Stated task> Lines before the one containing "OCR this image." are left out; copy that line and every later line through the end of the data exactly.

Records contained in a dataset
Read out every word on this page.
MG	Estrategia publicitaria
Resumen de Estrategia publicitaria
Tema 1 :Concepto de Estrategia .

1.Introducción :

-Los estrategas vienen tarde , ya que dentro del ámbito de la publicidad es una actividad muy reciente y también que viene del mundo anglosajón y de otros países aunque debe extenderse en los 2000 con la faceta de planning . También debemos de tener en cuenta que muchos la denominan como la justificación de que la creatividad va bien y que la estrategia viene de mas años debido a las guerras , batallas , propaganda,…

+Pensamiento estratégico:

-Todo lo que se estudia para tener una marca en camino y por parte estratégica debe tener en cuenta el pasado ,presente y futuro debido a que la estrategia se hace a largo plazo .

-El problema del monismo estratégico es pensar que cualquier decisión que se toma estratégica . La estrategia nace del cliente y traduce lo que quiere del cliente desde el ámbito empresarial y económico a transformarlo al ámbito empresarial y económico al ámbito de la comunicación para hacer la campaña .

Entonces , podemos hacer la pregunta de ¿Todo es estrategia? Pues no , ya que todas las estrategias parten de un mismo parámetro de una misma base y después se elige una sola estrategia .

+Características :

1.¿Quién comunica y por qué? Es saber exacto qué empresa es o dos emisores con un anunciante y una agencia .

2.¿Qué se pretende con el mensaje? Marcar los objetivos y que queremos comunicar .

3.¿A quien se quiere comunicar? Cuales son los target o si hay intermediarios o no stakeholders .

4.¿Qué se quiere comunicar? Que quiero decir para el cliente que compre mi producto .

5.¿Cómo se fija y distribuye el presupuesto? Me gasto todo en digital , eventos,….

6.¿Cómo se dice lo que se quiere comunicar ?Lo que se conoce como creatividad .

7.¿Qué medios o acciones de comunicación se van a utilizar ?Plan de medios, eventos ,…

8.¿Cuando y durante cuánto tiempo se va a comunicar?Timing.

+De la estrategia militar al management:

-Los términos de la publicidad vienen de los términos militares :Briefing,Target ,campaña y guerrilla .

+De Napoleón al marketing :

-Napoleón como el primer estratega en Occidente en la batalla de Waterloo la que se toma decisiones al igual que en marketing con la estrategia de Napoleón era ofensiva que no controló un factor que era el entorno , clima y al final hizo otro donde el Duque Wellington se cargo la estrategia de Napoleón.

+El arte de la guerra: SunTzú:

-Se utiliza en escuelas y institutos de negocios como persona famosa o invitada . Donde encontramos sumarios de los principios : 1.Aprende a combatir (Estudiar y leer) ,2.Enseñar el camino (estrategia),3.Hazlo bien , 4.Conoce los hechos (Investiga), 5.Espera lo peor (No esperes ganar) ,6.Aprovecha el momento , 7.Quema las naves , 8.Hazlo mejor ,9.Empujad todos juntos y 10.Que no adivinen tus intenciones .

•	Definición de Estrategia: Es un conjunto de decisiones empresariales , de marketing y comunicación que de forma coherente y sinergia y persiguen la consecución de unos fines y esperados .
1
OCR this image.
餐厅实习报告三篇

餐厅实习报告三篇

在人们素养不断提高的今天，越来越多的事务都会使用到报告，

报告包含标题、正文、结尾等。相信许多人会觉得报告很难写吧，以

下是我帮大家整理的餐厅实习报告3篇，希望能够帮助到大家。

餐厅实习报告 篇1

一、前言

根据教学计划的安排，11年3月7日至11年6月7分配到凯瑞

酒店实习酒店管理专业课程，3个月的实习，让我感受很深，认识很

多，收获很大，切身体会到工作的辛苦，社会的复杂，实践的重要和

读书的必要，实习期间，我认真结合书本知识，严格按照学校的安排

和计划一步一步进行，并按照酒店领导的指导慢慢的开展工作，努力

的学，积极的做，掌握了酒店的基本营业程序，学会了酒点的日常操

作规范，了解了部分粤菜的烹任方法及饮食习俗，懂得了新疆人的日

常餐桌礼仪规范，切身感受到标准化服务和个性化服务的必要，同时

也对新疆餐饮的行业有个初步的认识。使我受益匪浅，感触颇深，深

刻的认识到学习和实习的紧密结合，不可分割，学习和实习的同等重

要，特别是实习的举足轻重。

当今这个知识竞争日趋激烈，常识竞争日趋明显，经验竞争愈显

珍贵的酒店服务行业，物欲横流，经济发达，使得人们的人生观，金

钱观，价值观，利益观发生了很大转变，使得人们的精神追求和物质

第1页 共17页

Task solution>
OCR this image.
餐厅实习报告三篇

餐厅实习报告三篇

在人们素养不断提高的今天，越来越多的事务都会使用到报告，

报告包含标题、正文、结尾等。相信许多人会觉得报告很难写吧，以

下是我帮大家整理的餐厅实习报告3篇，希望能够帮助到大家。

餐厅实习报告 篇1

一、前言

根据教学计划的安排，11年3月7日至11年6月7分配到凯瑞

酒店实习酒店管理专业课程，3个月的实习，让我感受很深，认识很

多，收获很大，切身体会到工作的辛苦，社会的复杂，实践的重要和

读书的必要，实习期间，我认真结合书本知识，严格按照学校的安排

和计划一步一步进行，并按照酒店领导的指导慢慢的开展工作，努力

的学，积极的做，掌握了酒店的基本营业程序，学会了酒点的日常操

作规范，了解了部分粤菜的烹任方法及饮食习俗，懂得了新疆人的日

常餐桌礼仪规范，切身感受到标准化服务和个性化服务的必要，同时

也对新疆餐饮的行业有个初步的认识。使我受益匪浅，感触颇深，深

刻的认识到学习和实习的紧密结合，不可分割，学习和实习的同等重

要，特别是实习的举足轻重。

当今这个知识竞争日趋激烈，常识竞争日趋明显，经验竞争愈显

珍贵的酒店服务行业，物欲横流，经济发达，使得人们的人生观，金

钱观，价值观，利益观发生了很大转变，使得人们的精神追求和物质

第1页 共17页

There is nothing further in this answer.